Given instruction —
Please write out the material below exactly as given.
** start of Items **
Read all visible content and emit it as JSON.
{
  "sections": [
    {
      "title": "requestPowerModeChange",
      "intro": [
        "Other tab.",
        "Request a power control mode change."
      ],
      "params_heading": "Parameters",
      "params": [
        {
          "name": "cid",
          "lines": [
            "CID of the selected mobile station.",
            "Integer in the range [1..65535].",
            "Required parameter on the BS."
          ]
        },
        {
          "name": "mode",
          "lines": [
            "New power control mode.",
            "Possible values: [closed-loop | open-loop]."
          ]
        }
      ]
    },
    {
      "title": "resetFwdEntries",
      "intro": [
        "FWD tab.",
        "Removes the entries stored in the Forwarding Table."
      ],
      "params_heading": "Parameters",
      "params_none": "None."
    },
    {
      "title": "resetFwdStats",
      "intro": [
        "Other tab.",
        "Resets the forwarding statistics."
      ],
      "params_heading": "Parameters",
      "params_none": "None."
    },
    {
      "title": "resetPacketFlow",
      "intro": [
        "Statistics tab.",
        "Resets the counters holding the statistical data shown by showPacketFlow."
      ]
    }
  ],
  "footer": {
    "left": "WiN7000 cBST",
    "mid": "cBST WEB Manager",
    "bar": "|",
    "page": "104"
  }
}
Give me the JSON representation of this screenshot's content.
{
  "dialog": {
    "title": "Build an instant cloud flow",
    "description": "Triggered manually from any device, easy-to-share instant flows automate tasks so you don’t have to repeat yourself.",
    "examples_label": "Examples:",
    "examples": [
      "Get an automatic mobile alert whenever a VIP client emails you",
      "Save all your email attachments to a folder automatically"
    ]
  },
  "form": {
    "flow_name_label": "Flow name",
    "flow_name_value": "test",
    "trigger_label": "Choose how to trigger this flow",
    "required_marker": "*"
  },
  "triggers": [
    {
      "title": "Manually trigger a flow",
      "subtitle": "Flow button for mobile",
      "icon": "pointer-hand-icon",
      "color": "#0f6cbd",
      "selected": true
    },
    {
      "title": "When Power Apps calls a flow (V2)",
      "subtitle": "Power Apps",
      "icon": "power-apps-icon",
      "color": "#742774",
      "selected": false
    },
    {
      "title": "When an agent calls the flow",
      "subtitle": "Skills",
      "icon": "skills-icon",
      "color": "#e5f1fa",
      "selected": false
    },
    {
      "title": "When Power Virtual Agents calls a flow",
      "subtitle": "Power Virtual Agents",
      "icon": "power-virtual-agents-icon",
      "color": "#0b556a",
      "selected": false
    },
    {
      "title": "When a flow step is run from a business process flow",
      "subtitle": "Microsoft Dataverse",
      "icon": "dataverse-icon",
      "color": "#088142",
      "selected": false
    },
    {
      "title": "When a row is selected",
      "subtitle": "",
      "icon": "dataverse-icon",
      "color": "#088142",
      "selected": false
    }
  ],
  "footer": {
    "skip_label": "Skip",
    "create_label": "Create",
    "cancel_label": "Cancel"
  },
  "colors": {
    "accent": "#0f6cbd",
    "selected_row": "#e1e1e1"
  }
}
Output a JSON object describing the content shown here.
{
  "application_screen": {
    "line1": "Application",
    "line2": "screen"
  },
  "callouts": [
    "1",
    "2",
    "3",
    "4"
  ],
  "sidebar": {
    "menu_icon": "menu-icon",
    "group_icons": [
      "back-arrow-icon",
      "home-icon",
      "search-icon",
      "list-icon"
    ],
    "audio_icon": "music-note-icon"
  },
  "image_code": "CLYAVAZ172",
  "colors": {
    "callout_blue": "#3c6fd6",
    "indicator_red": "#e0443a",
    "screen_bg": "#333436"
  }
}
** end of Items **
Output —
Read all visible content and emit it as JSON.
{
  "sections": [
    {
      "title": "requestPowerModeChange",
      "intro": [
        "Other tab.",
        "Request a power control mode change."
      ],
      "params_heading": "Parameters",
      "params": [
        {
          "name": "cid",
          "lines": [
            "CID of the selected mobile station.",
            "Integer in the range [1..65535].",
            "Required parameter on the BS."
          ]
        },
        {
          "name": "mode",
          "lines": [
            "New power control mode.",
            "Possible values: [closed-loop | open-loop]."
          ]
        }
      ]
    },
    {
      "title": "resetFwdEntries",
      "intro": [
        "FWD tab.",
        "Removes the entries stored in the Forwarding Table."
      ],
      "params_heading": "Parameters",
      "params_none": "None."
    },
    {
      "title": "resetFwdStats",
      "intro": [
        "Other tab.",
        "Resets the forwarding statistics."
      ],
      "params_heading": "Parameters",
      "params_none": "None."
    },
    {
      "title": "resetPacketFlow",
      "intro": [
        "Statistics tab.",
        "Resets the counters holding the statistical data shown by showPacketFlow."
      ]
    }
  ],
  "footer": {
    "left": "WiN7000 cBST",
    "mid": "cBST WEB Manager",
    "bar": "|",
    "page": "104"
  }
}
Give me the JSON representation of this screenshot's content.
{
  "dialog": {
    "title": "Build an instant cloud flow",
    "description": "Triggered manually from any device, easy-to-share instant flows automate tasks so you don’t have to repeat yourself.",
    "examples_label": "Examples:",
    "examples": [
      "Get an automatic mobile alert whenever a VIP client emails you",
      "Save all your email attachments to a folder automatically"
    ]
  },
  "form": {
    "flow_name_label": "Flow name",
    "flow_name_value": "test",
    "trigger_label": "Choose how to trigger this flow",
    "required_marker": "*"
  },
  "triggers": [
    {
      "title": "Manually trigger a flow",
      "subtitle": "Flow button for mobile",
      "icon": "pointer-hand-icon",
      "color": "#0f6cbd",
      "selected": true
    },
    {
      "title": "When Power Apps calls a flow (V2)",
      "subtitle": "Power Apps",
      "icon": "power-apps-icon",
      "color": "#742774",
      "selected": false
    },
    {
      "title": "When an agent calls the flow",
      "subtitle": "Skills",
      "icon": "skills-icon",
      "color": "#e5f1fa",
      "selected": false
    },
    {
      "title": "When Power Virtual Agents calls a flow",
      "subtitle": "Power Virtual Agents",
      "icon": "power-virtual-agents-icon",
      "color": "#0b556a",
      "selected": false
    },
    {
      "title": "When a flow step is run from a business process flow",
      "subtitle": "Microsoft Dataverse",
      "icon": "dataverse-icon",
      "color": "#088142",
      "selected": false
    },
    {
      "title": "When a row is selected",
      "subtitle": "",
      "icon": "dataverse-icon",
      "color": "#088142",
      "selected": false
    }
  ],
  "footer": {
    "skip_label": "Skip",
    "create_label": "Create",
    "cancel_label": "Cancel"
  },
  "colors": {
    "accent": "#0f6cbd",
    "selected_row": "#e1e1e1"
  }
}
Output a JSON object describing the content shown here.
{
  "application_screen": {
    "line1": "Application",
    "line2": "screen"
  },
  "callouts": [
    "1",
    "2",
    "3",
    "4"
  ],
  "sidebar": {
    "menu_icon": "menu-icon",
    "group_icons": [
      "back-arrow-icon",
      "home-icon",
      "search-icon",
      "list-icon"
    ],
    "audio_icon": "music-note-icon"
  },
  "image_code": "CLYAVAZ172",
  "colors": {
    "callout_blue": "#3c6fd6",
    "indicator_red": "#e0443a",
    "screen_bg": "#333436"
  }
}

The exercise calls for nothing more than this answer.